* [Supplied material]
--- BEGIN ---

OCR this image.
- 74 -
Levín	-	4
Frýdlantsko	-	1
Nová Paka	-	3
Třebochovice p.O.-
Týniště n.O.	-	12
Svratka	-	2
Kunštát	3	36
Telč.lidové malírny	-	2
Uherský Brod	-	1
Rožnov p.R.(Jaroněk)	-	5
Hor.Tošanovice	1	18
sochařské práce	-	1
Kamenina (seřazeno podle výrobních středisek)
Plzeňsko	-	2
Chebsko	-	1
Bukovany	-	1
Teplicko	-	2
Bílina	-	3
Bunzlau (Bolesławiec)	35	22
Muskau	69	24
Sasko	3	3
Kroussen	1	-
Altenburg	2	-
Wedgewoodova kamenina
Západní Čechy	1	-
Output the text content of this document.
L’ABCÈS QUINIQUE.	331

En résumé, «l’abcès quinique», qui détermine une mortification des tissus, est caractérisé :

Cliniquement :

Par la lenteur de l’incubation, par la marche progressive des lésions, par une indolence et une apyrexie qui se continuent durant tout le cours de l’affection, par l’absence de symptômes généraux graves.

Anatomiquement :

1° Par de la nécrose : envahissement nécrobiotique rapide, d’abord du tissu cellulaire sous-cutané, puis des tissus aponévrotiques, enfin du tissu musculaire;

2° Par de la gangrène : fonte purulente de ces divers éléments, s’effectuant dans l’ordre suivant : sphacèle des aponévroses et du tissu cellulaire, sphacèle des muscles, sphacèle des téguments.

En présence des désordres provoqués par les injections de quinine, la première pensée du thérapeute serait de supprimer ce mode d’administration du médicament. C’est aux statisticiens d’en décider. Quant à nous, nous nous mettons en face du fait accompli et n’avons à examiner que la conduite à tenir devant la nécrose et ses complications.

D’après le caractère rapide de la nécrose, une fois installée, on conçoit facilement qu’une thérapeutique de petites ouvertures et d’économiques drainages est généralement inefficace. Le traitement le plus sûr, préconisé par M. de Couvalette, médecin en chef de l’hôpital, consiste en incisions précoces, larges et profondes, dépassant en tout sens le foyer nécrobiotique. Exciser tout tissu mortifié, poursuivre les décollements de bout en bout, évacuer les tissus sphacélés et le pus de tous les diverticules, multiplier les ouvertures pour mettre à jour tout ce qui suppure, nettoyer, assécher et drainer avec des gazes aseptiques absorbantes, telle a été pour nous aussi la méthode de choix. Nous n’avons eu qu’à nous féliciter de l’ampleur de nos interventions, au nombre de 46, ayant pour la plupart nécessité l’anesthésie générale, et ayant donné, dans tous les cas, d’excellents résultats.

--- END ---

* [Task] Find the lines holding "tout" and list every one.

* [Response to the exercise]
Par la lenteur de l’incubation, par la marche progressive des lésions, par une indolence et une apyrexie qui se continuent durant tout le cours de l’affection, par l’absence de symptômes généraux graves.
D’après le caractère rapide de la nécrose, une fois installée, on conçoit facilement qu’une thérapeutique de petites ouvertures et d’économiques drainages est généralement inefficace. Le traitement le plus sûr, préconisé par M. de Couvalette, médecin en chef de l’hôpital, consiste en incisions précoces, larges et profondes, dépassant en tout sens le foyer nécrobiotique. Exciser tout tissu mortifié, poursuivre les décollements de bout en bout, évacuer les tissus sphacélés et le pus de tous les diverticules, multiplier les ouvertures pour mettre à jour tout ce qui suppure, nettoyer, assécher et drainer avec des gazes aseptiques absorbantes, telle a été pour nous aussi la méthode de choix. Nous n’avons eu qu’à nous féliciter de l’ampleur de nos interventions, au nombre de 46, ayant pour la plupart nécessité l’anesthésie générale, et ayant donné, dans tous les cas, d’excellents résultats.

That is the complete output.